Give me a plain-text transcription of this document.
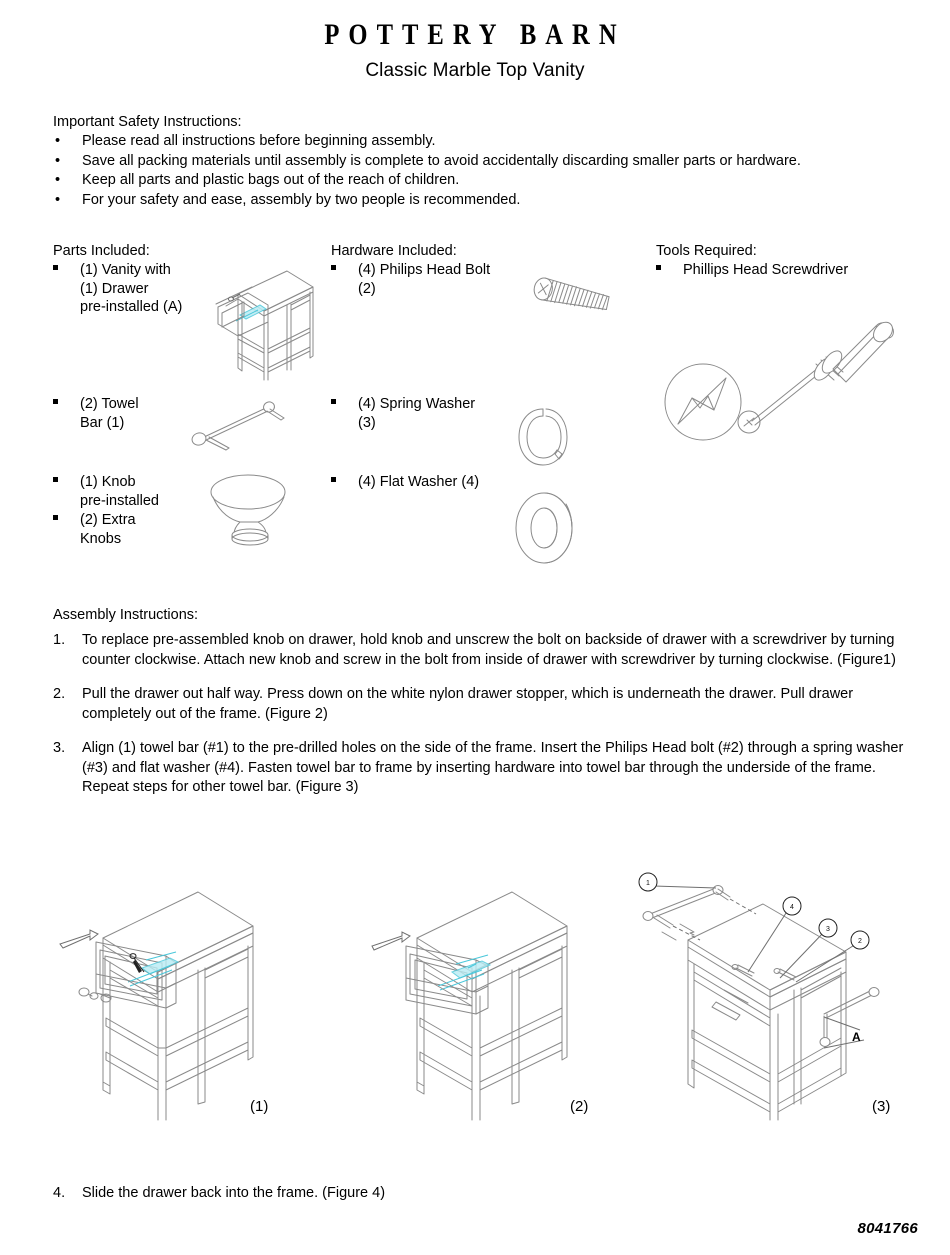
POTTERY BARN
Classic Marble Top Vanity
Important Safety Instructions:
• Please read all instructions before beginning assembly.
• Save all packing materials until assembly is complete to avoid accidentally discarding smaller parts or hardware.
• Keep all parts and plastic bags out of the reach of children.
• For your safety and ease, assembly by two people is recommended.
Parts Included:
(1) Vanity with
(1) Drawer
pre-installed (A)
(2) Towel
Bar (1)
(1) Knob
pre-installed
(2) Extra
Knobs
Hardware Included:
(4) Philips Head Bolt
(2)
(4) Spring Washer
(3)
(4) Flat Washer (4)
Tools Required:
Phillips Head Screwdriver
Assembly Instructions:
1. To replace pre-assembled knob on drawer, hold knob and unscrew the bolt on backside of drawer with a screwdriver by turning counter clockwise. Attach new knob and screw in the bolt from inside of drawer with screwdriver by turning clockwise. (Figure1)
2. Pull the drawer out half way. Press down on the white nylon drawer stopper, which is underneath the drawer. Pull drawer completely out of the frame. (Figure 2)
3. Align (1) towel bar (#1) to the pre-drilled holes on the side of the frame. Insert the Philips Head bolt (#2) through a spring washer (#3) and flat washer (#4). Fasten towel bar to frame by inserting hardware into towel bar through the underside of the frame. Repeat steps for other towel bar. (Figure 3)
(1)	(2)
1
4
3
2
A
(3)
4. Slide the drawer back into the frame. (Figure 4)
8041766
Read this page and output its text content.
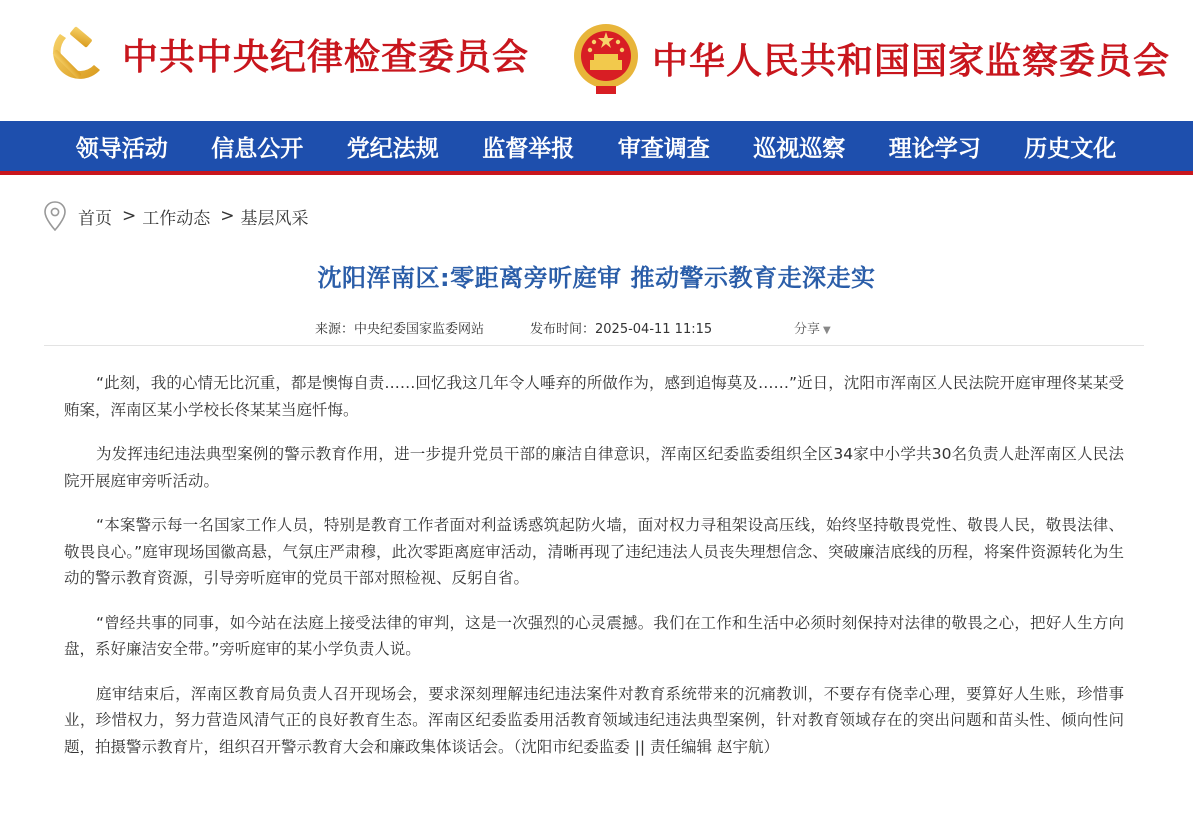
中共中央纪律检查委员会	中华人民共和国国家监察委员会
领导活动	信息公开	党纪法规	监督举报	审查调查	巡视巡察	理论学习	历史文化
首页 > 工作动态 > 基层风采
沈阳浑南区:零距离旁听庭审 推动警示教育走深走实
来源：中央纪委国家监委网站	发布时间：2025-04-11 11:15	分享 ▼

“此刻，我的心情无比沉重，都是懊悔自责……回忆我这几年令人唾弃的所做作为，感到追悔莫及……”近日，沈阳市浑南区人民法院开庭审理佟某某受贿案，浑南区某小学校长佟某某当庭忏悔。

为发挥违纪违法典型案例的警示教育作用，进一步提升党员干部的廉洁自律意识，浑南区纪委监委组织全区34家中小学共30名负责人赴浑南区人民法院开展庭审旁听活动。

“本案警示每一名国家工作人员，特别是教育工作者面对利益诱惑筑起防火墙，面对权力寻租架设高压线，始终坚持敬畏党性、敬畏人民，敬畏法律、敬畏良心。”庭审现场国徽高悬，气氛庄严肃穆，此次零距离庭审活动，清晰再现了违纪违法人员丧失理想信念、突破廉洁底线的历程，将案件资源转化为生动的警示教育资源，引导旁听庭审的党员干部对照检视、反躬自省。

“曾经共事的同事，如今站在法庭上接受法律的审判，这是一次强烈的心灵震撼。我们在工作和生活中必须时刻保持对法律的敬畏之心，把好人生方向盘，系好廉洁安全带。”旁听庭审的某小学负责人说。

庭审结束后，浑南区教育局负责人召开现场会，要求深刻理解违纪违法案件对教育系统带来的沉痛教训，不要存有侥幸心理，要算好人生账，珍惜事业，珍惜权力，努力营造风清气正的良好教育生态。浑南区纪委监委用活教育领域违纪违法典型案例，针对教育领域存在的突出问题和苗头性、倾向性问题，拍摄警示教育片，组织召开警示教育大会和廉政集体谈话会。（沈阳市纪委监委 || 责任编辑 赵宇航）
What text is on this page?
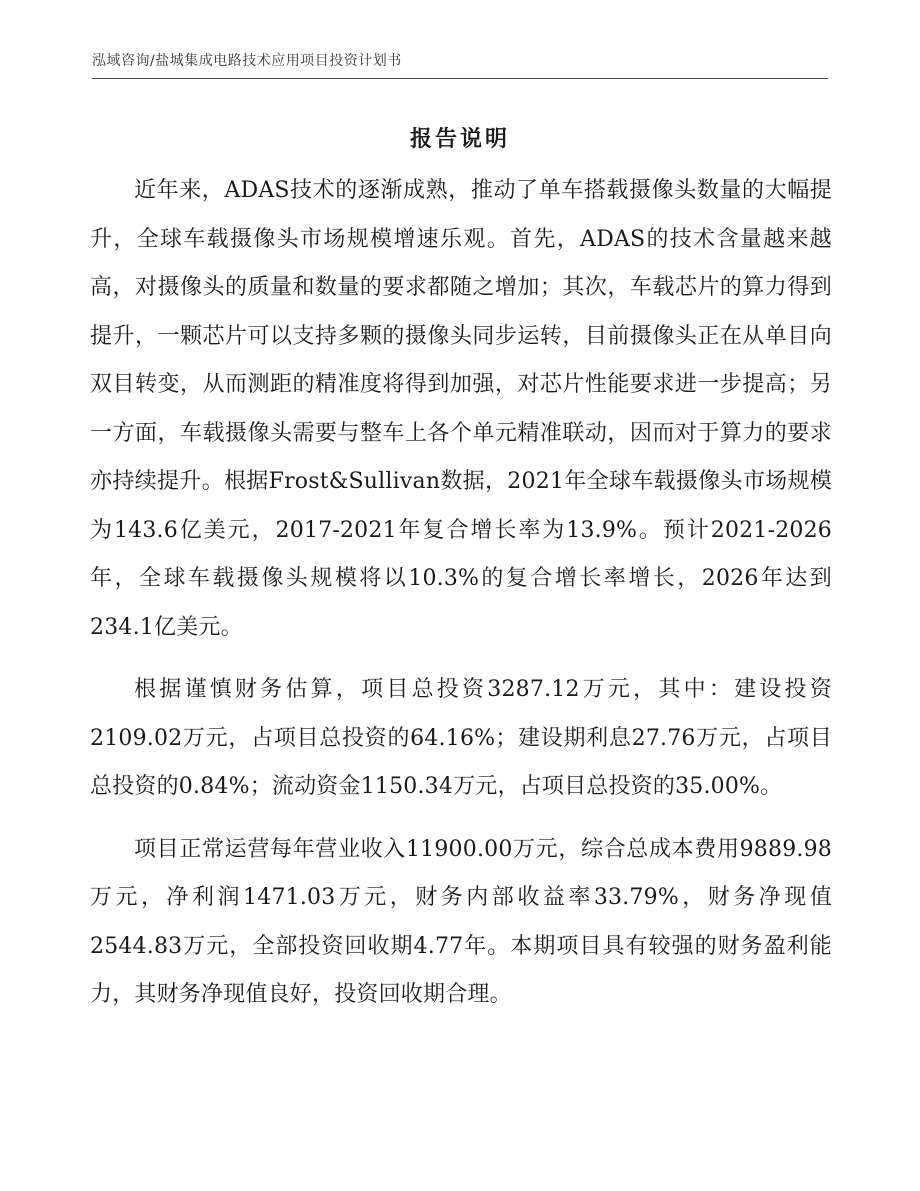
泓域咨询/盐城集成电路技术应用项目投资计划书
报告说明

近年来，ADAS技术的逐渐成熟，推动了单车搭载摄像头数量的大幅提升，全球车载摄像头市场规模增速乐观。首先，ADAS的技术含量越来越高，对摄像头的质量和数量的要求都随之增加；其次，车载芯片的算力得到提升，一颗芯片可以支持多颗的摄像头同步运转，目前摄像头正在从单目向双目转变，从而测距的精准度将得到加强，对芯片性能要求进一步提高；另一方面，车载摄像头需要与整车上各个单元精准联动，因而对于算力的要求亦持续提升。根据Frost&Sullivan数据，2021年全球车载摄像头市场规模为143.6亿美元，2017-2021年复合增长率为13.9%。预计2021-2026年，全球车载摄像头规模将以10.3%的复合增长率增长，2026年达到234.1亿美元。

根据谨慎财务估算，项目总投资3287.12万元，其中：建设投资2109.02万元，占项目总投资的64.16%；建设期利息27.76万元，占项目总投资的0.84%；流动资金1150.34万元，占项目总投资的35.00%。

项目正常运营每年营业收入11900.00万元，综合总成本费用9889.98万元，净利润1471.03万元，财务内部收益率33.79%，财务净现值2544.83万元，全部投资回收期4.77年。本期项目具有较强的财务盈利能力，其财务净现值良好，投资回收期合理。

--------------------

Go through the records and show every line with the string "into" in it.

3. Align (1) towel bar (#1) to the pre-drilled holes on the side of the frame. Insert the Philips Head bolt (#2) through a spring washer (#3) and flat washer (#4). Fasten towel bar to frame by inserting hardware into towel bar through the underside of the frame. Repeat steps for other towel bar. (Figure 3)
4. Slide the drawer back into the frame. (Figure 4)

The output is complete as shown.